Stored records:
========

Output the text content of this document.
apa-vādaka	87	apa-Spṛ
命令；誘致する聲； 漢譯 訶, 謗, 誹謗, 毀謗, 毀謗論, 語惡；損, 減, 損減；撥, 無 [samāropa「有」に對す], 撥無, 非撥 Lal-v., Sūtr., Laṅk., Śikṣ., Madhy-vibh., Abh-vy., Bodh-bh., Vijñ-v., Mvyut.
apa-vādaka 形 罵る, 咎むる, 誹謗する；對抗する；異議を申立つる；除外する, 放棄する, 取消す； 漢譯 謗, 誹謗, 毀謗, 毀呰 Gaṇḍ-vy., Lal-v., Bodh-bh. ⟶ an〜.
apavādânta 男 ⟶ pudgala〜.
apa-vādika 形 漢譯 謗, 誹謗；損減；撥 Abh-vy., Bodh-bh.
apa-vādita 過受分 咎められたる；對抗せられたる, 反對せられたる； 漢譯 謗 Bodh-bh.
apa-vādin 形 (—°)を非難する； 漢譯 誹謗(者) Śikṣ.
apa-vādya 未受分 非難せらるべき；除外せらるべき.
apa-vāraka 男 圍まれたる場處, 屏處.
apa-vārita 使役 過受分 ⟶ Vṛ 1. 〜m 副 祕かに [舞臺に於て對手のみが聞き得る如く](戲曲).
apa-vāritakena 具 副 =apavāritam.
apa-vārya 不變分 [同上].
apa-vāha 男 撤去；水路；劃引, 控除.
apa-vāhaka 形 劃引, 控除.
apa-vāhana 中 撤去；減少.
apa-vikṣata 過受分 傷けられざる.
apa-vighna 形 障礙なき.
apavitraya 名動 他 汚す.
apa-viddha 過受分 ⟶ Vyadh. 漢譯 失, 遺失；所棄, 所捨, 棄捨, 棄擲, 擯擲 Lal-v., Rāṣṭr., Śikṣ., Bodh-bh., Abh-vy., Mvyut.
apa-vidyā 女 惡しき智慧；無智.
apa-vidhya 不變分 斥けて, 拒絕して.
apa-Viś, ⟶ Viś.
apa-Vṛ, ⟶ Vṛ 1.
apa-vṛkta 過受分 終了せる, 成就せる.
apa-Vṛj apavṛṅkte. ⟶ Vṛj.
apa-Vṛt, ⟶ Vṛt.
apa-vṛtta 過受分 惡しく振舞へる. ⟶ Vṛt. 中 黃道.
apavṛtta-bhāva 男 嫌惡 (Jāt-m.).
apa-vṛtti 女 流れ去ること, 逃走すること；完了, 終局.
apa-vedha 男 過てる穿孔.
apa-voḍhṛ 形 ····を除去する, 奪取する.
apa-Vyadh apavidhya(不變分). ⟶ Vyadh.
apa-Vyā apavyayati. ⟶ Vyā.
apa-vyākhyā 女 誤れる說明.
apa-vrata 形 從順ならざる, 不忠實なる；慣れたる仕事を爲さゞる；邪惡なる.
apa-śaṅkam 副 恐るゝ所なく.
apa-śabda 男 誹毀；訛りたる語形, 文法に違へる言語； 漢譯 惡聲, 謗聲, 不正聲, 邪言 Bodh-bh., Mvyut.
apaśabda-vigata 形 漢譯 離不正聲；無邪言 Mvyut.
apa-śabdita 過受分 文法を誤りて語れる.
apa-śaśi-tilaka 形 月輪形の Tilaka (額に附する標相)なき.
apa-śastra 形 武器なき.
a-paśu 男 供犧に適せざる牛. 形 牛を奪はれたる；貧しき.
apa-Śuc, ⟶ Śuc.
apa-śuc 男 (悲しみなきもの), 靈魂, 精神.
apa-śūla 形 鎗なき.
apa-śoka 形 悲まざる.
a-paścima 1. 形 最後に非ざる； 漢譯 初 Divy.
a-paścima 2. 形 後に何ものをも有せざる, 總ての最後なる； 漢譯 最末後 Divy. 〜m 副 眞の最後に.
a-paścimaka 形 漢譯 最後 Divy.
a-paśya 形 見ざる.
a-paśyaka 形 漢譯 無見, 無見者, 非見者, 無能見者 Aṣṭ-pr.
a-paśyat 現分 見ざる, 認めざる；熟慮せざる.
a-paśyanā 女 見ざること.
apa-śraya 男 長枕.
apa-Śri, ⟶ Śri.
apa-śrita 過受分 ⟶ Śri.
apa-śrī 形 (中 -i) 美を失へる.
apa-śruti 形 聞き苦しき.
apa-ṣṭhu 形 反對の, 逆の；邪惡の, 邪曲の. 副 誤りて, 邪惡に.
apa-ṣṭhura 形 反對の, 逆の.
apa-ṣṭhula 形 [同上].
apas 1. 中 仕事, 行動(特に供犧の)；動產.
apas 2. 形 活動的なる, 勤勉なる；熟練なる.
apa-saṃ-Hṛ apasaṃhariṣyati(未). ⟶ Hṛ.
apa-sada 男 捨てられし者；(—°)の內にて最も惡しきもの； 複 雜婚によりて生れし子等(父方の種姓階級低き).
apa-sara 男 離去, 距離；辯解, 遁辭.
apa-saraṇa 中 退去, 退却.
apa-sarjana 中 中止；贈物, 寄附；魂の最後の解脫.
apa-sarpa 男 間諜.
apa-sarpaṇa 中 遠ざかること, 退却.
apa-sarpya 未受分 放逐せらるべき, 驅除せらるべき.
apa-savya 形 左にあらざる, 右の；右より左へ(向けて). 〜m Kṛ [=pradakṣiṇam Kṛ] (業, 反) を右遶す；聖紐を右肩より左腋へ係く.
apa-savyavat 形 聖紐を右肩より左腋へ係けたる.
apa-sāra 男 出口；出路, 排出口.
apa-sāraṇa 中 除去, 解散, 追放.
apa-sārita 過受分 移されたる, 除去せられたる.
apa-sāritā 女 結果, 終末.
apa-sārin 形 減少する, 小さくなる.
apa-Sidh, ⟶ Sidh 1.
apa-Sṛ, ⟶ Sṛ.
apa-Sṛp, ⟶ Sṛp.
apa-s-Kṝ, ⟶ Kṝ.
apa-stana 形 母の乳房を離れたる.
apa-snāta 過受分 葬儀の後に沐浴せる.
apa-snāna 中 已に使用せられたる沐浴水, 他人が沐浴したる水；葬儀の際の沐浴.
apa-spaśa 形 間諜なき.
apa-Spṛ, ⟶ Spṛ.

========

Aim -
Write the complete data out, exactly as above.

Full output -
Output the text content of this document.
apa-vādaka	87	apa-Spṛ
命令；誘致する聲； 漢譯 訶, 謗, 誹謗, 毀謗, 毀謗論, 語惡；損, 減, 損減；撥, 無 [samāropa「有」に對す], 撥無, 非撥 Lal-v., Sūtr., Laṅk., Śikṣ., Madhy-vibh., Abh-vy., Bodh-bh., Vijñ-v., Mvyut.
apa-vādaka 形 罵る, 咎むる, 誹謗する；對抗する；異議を申立つる；除外する, 放棄する, 取消す； 漢譯 謗, 誹謗, 毀謗, 毀呰 Gaṇḍ-vy., Lal-v., Bodh-bh. ⟶ an〜.
apavādânta 男 ⟶ pudgala〜.
apa-vādika 形 漢譯 謗, 誹謗；損減；撥 Abh-vy., Bodh-bh.
apa-vādita 過受分 咎められたる；對抗せられたる, 反對せられたる； 漢譯 謗 Bodh-bh.
apa-vādin 形 (—°)を非難する； 漢譯 誹謗(者) Śikṣ.
apa-vādya 未受分 非難せらるべき；除外せらるべき.
apa-vāraka 男 圍まれたる場處, 屏處.
apa-vārita 使役 過受分 ⟶ Vṛ 1. 〜m 副 祕かに [舞臺に於て對手のみが聞き得る如く](戲曲).
apa-vāritakena 具 副 =apavāritam.
apa-vārya 不變分 [同上].
apa-vāha 男 撤去；水路；劃引, 控除.
apa-vāhaka 形 劃引, 控除.
apa-vāhana 中 撤去；減少.
apa-vikṣata 過受分 傷けられざる.
apa-vighna 形 障礙なき.
apavitraya 名動 他 汚す.
apa-viddha 過受分 ⟶ Vyadh. 漢譯 失, 遺失；所棄, 所捨, 棄捨, 棄擲, 擯擲 Lal-v., Rāṣṭr., Śikṣ., Bodh-bh., Abh-vy., Mvyut.
apa-vidyā 女 惡しき智慧；無智.
apa-vidhya 不變分 斥けて, 拒絕して.
apa-Viś, ⟶ Viś.
apa-Vṛ, ⟶ Vṛ 1.
apa-vṛkta 過受分 終了せる, 成就せる.
apa-Vṛj apavṛṅkte. ⟶ Vṛj.
apa-Vṛt, ⟶ Vṛt.
apa-vṛtta 過受分 惡しく振舞へる. ⟶ Vṛt. 中 黃道.
apavṛtta-bhāva 男 嫌惡 (Jāt-m.).
apa-vṛtti 女 流れ去ること, 逃走すること；完了, 終局.
apa-vedha 男 過てる穿孔.
apa-voḍhṛ 形 ····を除去する, 奪取する.
apa-Vyadh apavidhya(不變分). ⟶ Vyadh.
apa-Vyā apavyayati. ⟶ Vyā.
apa-vyākhyā 女 誤れる說明.
apa-vrata 形 從順ならざる, 不忠實なる；慣れたる仕事を爲さゞる；邪惡なる.
apa-śaṅkam 副 恐るゝ所なく.
apa-śabda 男 誹毀；訛りたる語形, 文法に違へる言語； 漢譯 惡聲, 謗聲, 不正聲, 邪言 Bodh-bh., Mvyut.
apaśabda-vigata 形 漢譯 離不正聲；無邪言 Mvyut.
apa-śabdita 過受分 文法を誤りて語れる.
apa-śaśi-tilaka 形 月輪形の Tilaka (額に附する標相)なき.
apa-śastra 形 武器なき.
a-paśu 男 供犧に適せざる牛. 形 牛を奪はれたる；貧しき.
apa-Śuc, ⟶ Śuc.
apa-śuc 男 (悲しみなきもの), 靈魂, 精神.
apa-śūla 形 鎗なき.
apa-śoka 形 悲まざる.
a-paścima 1. 形 最後に非ざる； 漢譯 初 Divy.
a-paścima 2. 形 後に何ものをも有せざる, 總ての最後なる； 漢譯 最末後 Divy. 〜m 副 眞の最後に.
a-paścimaka 形 漢譯 最後 Divy.
a-paśya 形 見ざる.
a-paśyaka 形 漢譯 無見, 無見者, 非見者, 無能見者 Aṣṭ-pr.
a-paśyat 現分 見ざる, 認めざる；熟慮せざる.
a-paśyanā 女 見ざること.
apa-śraya 男 長枕.
apa-Śri, ⟶ Śri.
apa-śrita 過受分 ⟶ Śri.
apa-śrī 形 (中 -i) 美を失へる.
apa-śruti 形 聞き苦しき.
apa-ṣṭhu 形 反對の, 逆の；邪惡の, 邪曲の. 副 誤りて, 邪惡に.
apa-ṣṭhura 形 反對の, 逆の.
apa-ṣṭhula 形 [同上].
apas 1. 中 仕事, 行動(特に供犧の)；動產.
apas 2. 形 活動的なる, 勤勉なる；熟練なる.
apa-saṃ-Hṛ apasaṃhariṣyati(未). ⟶ Hṛ.
apa-sada 男 捨てられし者；(—°)の內にて最も惡しきもの； 複 雜婚によりて生れし子等(父方の種姓階級低き).
apa-sara 男 離去, 距離；辯解, 遁辭.
apa-saraṇa 中 退去, 退却.
apa-sarjana 中 中止；贈物, 寄附；魂の最後の解脫.
apa-sarpa 男 間諜.
apa-sarpaṇa 中 遠ざかること, 退却.
apa-sarpya 未受分 放逐せらるべき, 驅除せらるべき.
apa-savya 形 左にあらざる, 右の；右より左へ(向けて). 〜m Kṛ [=pradakṣiṇam Kṛ] (業, 反) を右遶す；聖紐を右肩より左腋へ係く.
apa-savyavat 形 聖紐を右肩より左腋へ係けたる.
apa-sāra 男 出口；出路, 排出口.
apa-sāraṇa 中 除去, 解散, 追放.
apa-sārita 過受分 移されたる, 除去せられたる.
apa-sāritā 女 結果, 終末.
apa-sārin 形 減少する, 小さくなる.
apa-Sidh, ⟶ Sidh 1.
apa-Sṛ, ⟶ Sṛ.
apa-Sṛp, ⟶ Sṛp.
apa-s-Kṝ, ⟶ Kṝ.
apa-stana 形 母の乳房を離れたる.
apa-snāta 過受分 葬儀の後に沐浴せる.
apa-snāna 中 已に使用せられたる沐浴水, 他人が沐浴したる水；葬儀の際の沐浴.
apa-spaśa 形 間諜なき.
apa-Spṛ, ⟶ Spṛ.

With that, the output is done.